■ **Données de coordonnées de mise en page**:

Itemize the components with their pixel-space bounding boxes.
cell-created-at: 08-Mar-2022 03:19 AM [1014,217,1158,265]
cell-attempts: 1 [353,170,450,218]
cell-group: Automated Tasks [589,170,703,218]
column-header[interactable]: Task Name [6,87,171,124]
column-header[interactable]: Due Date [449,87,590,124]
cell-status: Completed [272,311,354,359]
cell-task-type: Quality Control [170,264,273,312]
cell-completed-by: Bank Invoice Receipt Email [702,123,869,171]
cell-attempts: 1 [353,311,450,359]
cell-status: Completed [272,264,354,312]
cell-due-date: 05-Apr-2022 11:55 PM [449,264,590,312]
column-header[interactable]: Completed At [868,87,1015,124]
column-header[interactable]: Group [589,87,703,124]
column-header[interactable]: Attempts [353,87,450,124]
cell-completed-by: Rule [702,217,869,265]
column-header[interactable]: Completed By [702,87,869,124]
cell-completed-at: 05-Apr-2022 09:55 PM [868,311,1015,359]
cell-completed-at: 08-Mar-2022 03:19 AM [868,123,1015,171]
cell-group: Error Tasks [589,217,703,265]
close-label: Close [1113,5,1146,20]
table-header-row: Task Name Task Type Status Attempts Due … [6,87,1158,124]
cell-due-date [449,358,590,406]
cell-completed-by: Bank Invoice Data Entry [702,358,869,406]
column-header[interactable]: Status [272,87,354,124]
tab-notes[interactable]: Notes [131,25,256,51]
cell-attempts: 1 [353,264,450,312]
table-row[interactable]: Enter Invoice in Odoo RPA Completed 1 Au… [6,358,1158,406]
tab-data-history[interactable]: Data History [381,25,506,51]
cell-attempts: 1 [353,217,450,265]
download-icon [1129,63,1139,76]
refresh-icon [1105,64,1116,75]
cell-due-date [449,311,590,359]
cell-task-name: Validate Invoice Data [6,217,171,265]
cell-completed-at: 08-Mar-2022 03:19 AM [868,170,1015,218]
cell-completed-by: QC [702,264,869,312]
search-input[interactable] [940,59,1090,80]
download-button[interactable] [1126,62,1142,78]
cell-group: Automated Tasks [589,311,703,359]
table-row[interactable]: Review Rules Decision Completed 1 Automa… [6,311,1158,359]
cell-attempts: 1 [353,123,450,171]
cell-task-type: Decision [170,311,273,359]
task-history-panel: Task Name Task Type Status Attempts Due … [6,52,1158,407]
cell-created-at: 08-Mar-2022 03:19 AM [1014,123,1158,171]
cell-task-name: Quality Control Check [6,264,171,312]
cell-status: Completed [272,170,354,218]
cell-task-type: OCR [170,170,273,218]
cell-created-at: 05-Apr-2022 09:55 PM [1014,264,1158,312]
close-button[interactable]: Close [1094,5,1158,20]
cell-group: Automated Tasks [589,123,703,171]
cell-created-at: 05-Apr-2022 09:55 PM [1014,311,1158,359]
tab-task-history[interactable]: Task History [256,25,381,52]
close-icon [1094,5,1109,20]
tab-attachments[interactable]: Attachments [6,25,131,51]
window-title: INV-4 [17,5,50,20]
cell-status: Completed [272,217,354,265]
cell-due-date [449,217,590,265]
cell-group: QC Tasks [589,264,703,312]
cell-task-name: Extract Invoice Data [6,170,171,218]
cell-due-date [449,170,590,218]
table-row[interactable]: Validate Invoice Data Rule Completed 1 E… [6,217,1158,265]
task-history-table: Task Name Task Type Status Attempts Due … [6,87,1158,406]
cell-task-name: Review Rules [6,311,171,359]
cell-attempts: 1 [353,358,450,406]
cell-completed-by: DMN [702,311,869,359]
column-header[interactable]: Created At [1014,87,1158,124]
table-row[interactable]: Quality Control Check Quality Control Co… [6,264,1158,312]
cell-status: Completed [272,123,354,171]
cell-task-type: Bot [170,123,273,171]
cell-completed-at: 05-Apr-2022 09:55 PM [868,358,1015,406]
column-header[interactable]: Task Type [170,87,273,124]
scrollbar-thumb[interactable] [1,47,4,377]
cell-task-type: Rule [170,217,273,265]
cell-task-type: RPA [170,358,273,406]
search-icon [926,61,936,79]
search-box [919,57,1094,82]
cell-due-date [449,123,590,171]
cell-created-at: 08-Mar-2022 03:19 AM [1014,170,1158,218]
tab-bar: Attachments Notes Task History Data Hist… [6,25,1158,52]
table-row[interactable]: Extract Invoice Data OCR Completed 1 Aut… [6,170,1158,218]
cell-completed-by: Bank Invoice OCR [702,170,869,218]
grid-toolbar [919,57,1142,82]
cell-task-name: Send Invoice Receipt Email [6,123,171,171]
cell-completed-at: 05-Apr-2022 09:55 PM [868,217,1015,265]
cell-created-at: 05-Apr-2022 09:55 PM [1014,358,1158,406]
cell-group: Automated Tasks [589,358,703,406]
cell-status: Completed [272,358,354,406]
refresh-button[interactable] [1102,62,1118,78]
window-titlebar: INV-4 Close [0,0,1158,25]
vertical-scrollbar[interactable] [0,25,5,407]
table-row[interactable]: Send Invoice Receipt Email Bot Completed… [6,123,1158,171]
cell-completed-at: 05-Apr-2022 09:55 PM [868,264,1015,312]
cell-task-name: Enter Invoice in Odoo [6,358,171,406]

■ **Tâche courte**: Reproduisez à l'identique les lignes, du début jusqu'à la ligne qui contient « task-history-panel: Task Name », celle-ci comprise.

■ **Solution de l'exercice**:
Itemize the components with their pixel-space bounding boxes.
cell-created-at: 08-Mar-2022 03:19 AM [1014,217,1158,265]
cell-attempts: 1 [353,170,450,218]
cell-group: Automated Tasks [589,170,703,218]
column-header[interactable]: Task Name [6,87,171,124]
column-header[interactable]: Due Date [449,87,590,124]
cell-status: Completed [272,311,354,359]
cell-task-type: Quality Control [170,264,273,312]
cell-completed-by: Bank Invoice Receipt Email [702,123,869,171]
cell-attempts: 1 [353,311,450,359]
cell-status: Completed [272,264,354,312]
cell-due-date: 05-Apr-2022 11:55 PM [449,264,590,312]
column-header[interactable]: Completed At [868,87,1015,124]
column-header[interactable]: Group [589,87,703,124]
column-header[interactable]: Attempts [353,87,450,124]
cell-completed-by: Rule [702,217,869,265]
column-header[interactable]: Completed By [702,87,869,124]
cell-completed-at: 05-Apr-2022 09:55 PM [868,311,1015,359]
cell-completed-at: 08-Mar-2022 03:19 AM [868,123,1015,171]
cell-group: Error Tasks [589,217,703,265]
close-label: Close [1113,5,1146,20]
table-header-row: Task Name Task Type Status Attempts Due … [6,87,1158,124]
cell-due-date [449,358,590,406]
cell-completed-by: Bank Invoice Data Entry [702,358,869,406]
column-header[interactable]: Status [272,87,354,124]
tab-notes[interactable]: Notes [131,25,256,51]
cell-attempts: 1 [353,264,450,312]
table-row[interactable]: Enter Invoice in Odoo RPA Completed 1 Au… [6,358,1158,406]
tab-data-history[interactable]: Data History [381,25,506,51]
cell-attempts: 1 [353,217,450,265]
download-icon [1129,63,1139,76]
refresh-icon [1105,64,1116,75]
cell-due-date [449,311,590,359]
cell-task-name: Validate Invoice Data [6,217,171,265]
cell-completed-at: 08-Mar-2022 03:19 AM [868,170,1015,218]
cell-completed-by: QC [702,264,869,312]
search-input[interactable] [940,59,1090,80]
download-button[interactable] [1126,62,1142,78]
cell-group: Automated Tasks [589,311,703,359]
table-row[interactable]: Review Rules Decision Completed 1 Automa… [6,311,1158,359]
cell-attempts: 1 [353,123,450,171]
cell-task-type: Decision [170,311,273,359]
task-history-panel: Task Name Task Type Status Attempts Due … [6,52,1158,407]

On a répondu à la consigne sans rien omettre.